## PROBLEM REQUIREMENTS
Pull out all lines from the listing below in which the word "xlabel" appears.

## PROVIDED RECORDS

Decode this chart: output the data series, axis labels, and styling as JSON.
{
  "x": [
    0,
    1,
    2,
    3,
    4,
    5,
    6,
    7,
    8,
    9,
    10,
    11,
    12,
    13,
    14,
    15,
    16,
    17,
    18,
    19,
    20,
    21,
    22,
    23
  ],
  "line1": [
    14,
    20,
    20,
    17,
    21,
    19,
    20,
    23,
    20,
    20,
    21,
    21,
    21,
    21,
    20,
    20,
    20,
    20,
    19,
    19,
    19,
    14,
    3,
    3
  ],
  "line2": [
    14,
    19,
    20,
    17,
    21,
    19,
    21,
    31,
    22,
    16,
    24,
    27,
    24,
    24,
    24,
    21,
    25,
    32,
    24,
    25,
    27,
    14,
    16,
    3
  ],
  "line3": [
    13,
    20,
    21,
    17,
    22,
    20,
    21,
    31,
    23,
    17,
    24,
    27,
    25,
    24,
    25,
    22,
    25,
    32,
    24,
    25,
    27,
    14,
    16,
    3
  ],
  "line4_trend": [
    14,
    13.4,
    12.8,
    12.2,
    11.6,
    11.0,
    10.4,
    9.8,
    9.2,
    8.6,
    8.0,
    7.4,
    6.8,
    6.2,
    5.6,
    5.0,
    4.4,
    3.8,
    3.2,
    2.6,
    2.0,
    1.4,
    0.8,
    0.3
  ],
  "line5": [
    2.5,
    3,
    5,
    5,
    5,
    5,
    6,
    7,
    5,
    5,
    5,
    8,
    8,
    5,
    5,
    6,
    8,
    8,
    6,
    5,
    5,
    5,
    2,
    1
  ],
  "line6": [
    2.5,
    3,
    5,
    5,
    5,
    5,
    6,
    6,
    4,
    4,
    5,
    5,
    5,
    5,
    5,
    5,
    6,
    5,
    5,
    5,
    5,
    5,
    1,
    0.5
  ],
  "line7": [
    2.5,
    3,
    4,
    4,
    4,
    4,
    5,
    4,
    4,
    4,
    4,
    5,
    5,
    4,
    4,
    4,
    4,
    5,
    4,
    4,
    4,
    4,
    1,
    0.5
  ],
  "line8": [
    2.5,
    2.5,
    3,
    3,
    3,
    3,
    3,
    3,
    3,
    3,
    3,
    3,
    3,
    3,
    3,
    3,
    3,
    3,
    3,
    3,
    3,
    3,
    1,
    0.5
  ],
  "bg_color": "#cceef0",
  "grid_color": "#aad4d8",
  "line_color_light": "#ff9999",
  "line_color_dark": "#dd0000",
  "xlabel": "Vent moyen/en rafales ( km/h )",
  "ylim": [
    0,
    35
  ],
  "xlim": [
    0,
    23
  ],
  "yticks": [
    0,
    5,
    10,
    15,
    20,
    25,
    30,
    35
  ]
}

--

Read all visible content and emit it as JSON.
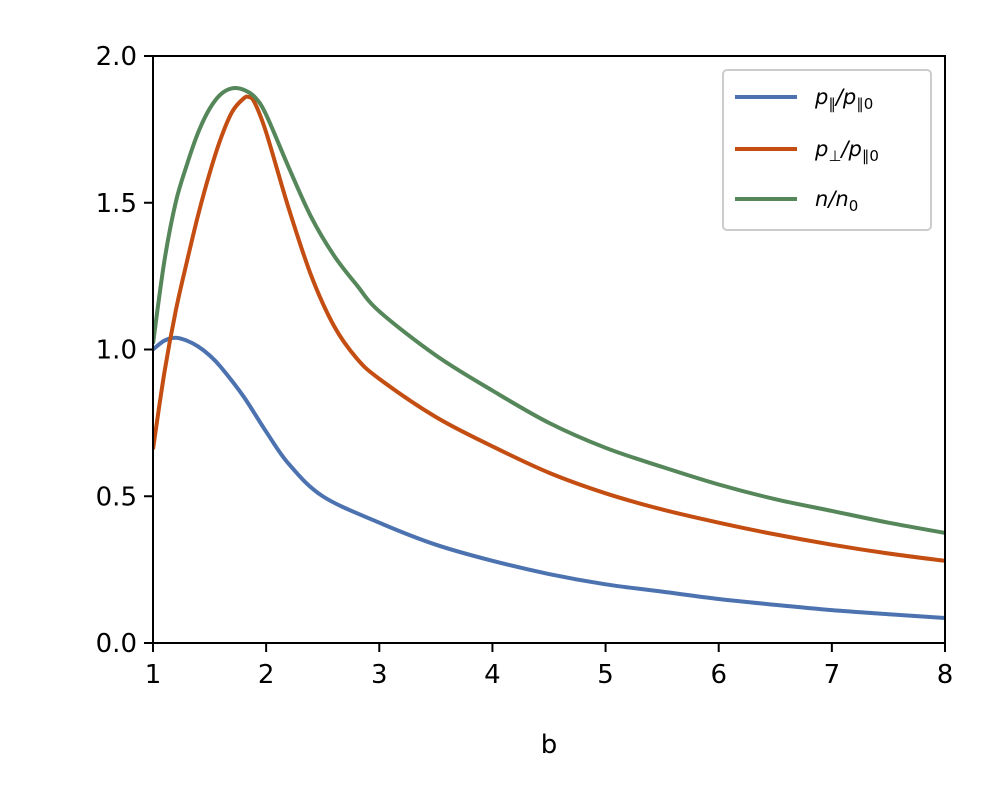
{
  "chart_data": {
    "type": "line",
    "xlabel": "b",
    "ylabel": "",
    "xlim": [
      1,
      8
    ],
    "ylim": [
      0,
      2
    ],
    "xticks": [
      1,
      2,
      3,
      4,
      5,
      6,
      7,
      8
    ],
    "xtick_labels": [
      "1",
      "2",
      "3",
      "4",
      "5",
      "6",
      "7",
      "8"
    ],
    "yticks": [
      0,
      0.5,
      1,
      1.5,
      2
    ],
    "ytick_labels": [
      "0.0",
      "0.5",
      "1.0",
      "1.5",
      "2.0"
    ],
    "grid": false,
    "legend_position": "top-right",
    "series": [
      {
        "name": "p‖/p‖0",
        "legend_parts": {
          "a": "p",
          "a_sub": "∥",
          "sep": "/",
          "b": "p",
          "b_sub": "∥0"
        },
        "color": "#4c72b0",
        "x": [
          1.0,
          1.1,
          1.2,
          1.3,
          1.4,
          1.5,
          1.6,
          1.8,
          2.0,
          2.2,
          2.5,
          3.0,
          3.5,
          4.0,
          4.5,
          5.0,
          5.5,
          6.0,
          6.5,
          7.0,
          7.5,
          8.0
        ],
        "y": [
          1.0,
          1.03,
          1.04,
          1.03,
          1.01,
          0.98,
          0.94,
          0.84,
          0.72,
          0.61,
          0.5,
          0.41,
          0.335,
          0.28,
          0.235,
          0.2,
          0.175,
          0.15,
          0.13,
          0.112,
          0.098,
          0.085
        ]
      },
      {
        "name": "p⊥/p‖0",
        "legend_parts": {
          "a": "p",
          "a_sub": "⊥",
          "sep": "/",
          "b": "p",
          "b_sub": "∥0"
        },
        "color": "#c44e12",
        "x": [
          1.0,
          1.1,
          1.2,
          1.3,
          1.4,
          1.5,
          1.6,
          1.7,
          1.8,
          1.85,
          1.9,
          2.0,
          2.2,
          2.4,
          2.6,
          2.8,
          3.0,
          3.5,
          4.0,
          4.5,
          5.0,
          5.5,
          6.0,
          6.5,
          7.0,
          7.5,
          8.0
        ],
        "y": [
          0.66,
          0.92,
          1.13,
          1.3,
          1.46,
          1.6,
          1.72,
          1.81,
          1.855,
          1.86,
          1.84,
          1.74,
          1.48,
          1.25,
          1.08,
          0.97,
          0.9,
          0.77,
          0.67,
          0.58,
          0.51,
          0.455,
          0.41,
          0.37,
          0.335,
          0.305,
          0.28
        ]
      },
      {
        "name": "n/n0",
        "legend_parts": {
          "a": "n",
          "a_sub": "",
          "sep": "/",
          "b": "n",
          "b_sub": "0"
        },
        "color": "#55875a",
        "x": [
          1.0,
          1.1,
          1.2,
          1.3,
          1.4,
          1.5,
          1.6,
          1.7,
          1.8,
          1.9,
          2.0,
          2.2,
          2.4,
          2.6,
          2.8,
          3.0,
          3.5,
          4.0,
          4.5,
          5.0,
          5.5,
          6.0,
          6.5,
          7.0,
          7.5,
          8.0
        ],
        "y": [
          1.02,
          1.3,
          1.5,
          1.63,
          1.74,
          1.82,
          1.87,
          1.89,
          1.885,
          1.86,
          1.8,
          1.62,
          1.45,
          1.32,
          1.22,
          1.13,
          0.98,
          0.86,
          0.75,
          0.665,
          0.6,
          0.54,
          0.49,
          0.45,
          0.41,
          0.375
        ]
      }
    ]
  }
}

## REPLY
  "xlabel": "Vent moyen/en rafales ( km/h )",
    "xlabel": "b",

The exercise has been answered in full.